**Task requirements**
Quote the whole listing exactly. Leave the pictures out of your copy.

**Dataset excerpts**
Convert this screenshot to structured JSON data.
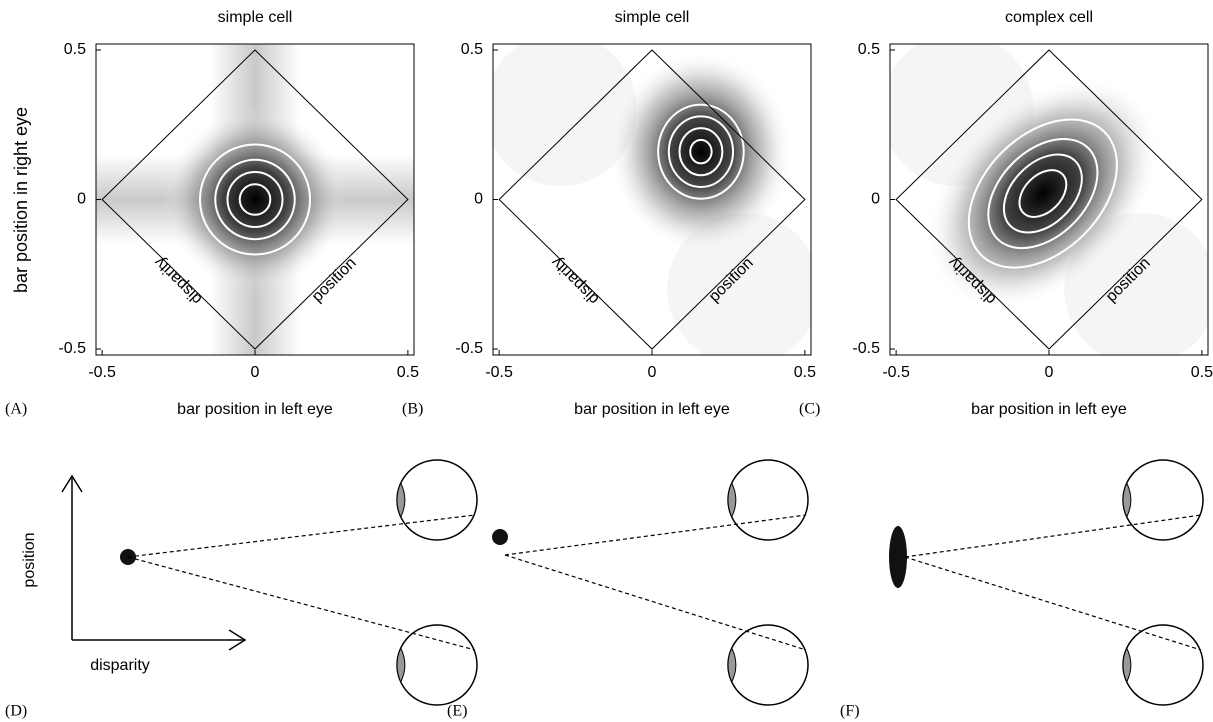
{
  "chart_data": [
    {
      "type": "heatmap",
      "title": "simple cell",
      "panel_label": "(A)",
      "xlabel": "bar position in left eye",
      "ylabel": "bar position in right eye",
      "annotations": [
        "disparity",
        "position"
      ],
      "xlim": [
        -0.52,
        0.52
      ],
      "ylim": [
        -0.52,
        0.52
      ],
      "xticks": [
        -0.5,
        0,
        0.5
      ],
      "yticks": [
        -0.5,
        0,
        0.5
      ]
    },
    {
      "type": "heatmap",
      "title": "simple cell",
      "panel_label": "(B)",
      "xlabel": "bar position in left eye",
      "annotations": [
        "disparity",
        "position"
      ],
      "xlim": [
        -0.52,
        0.52
      ],
      "ylim": [
        -0.52,
        0.52
      ],
      "xticks": [
        -0.5,
        0,
        0.5
      ],
      "yticks": [
        -0.5,
        0,
        0.5
      ]
    },
    {
      "type": "heatmap",
      "title": "complex cell",
      "panel_label": "(C)",
      "xlabel": "bar position in left eye",
      "annotations": [
        "disparity",
        "position"
      ],
      "xlim": [
        -0.52,
        0.52
      ],
      "ylim": [
        -0.52,
        0.52
      ],
      "xticks": [
        -0.5,
        0,
        0.5
      ],
      "yticks": [
        -0.5,
        0,
        0.5
      ]
    }
  ],
  "diagrams": [
    {
      "panel_label": "(D)",
      "axis_labels": [
        "position",
        "disparity"
      ]
    },
    {
      "panel_label": "(E)"
    },
    {
      "panel_label": "(F)"
    }
  ]
}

**The output**
Convert this screenshot to structured JSON data.
{
  "chart_data": [
    {
      "type": "heatmap",
      "title": "simple cell",
      "panel_label": "(A)",
      "xlabel": "bar position in left eye",
      "ylabel": "bar position in right eye",
      "annotations": [
        "disparity",
        "position"
      ],
      "xlim": [
        -0.52,
        0.52
      ],
      "ylim": [
        -0.52,
        0.52
      ],
      "xticks": [
        -0.5,
        0,
        0.5
      ],
      "yticks": [
        -0.5,
        0,
        0.5
      ]
    },
    {
      "type": "heatmap",
      "title": "simple cell",
      "panel_label": "(B)",
      "xlabel": "bar position in left eye",
      "annotations": [
        "disparity",
        "position"
      ],
      "xlim": [
        -0.52,
        0.52
      ],
      "ylim": [
        -0.52,
        0.52
      ],
      "xticks": [
        -0.5,
        0,
        0.5
      ],
      "yticks": [
        -0.5,
        0,
        0.5
      ]
    },
    {
      "type": "heatmap",
      "title": "complex cell",
      "panel_label": "(C)",
      "xlabel": "bar position in left eye",
      "annotations": [
        "disparity",
        "position"
      ],
      "xlim": [
        -0.52,
        0.52
      ],
      "ylim": [
        -0.52,
        0.52
      ],
      "xticks": [
        -0.5,
        0,
        0.5
      ],
      "yticks": [
        -0.5,
        0,
        0.5
      ]
    }
  ],
  "diagrams": [
    {
      "panel_label": "(D)",
      "axis_labels": [
        "position",
        "disparity"
      ]
    },
    {
      "panel_label": "(E)"
    },
    {
      "panel_label": "(F)"
    }
  ]
}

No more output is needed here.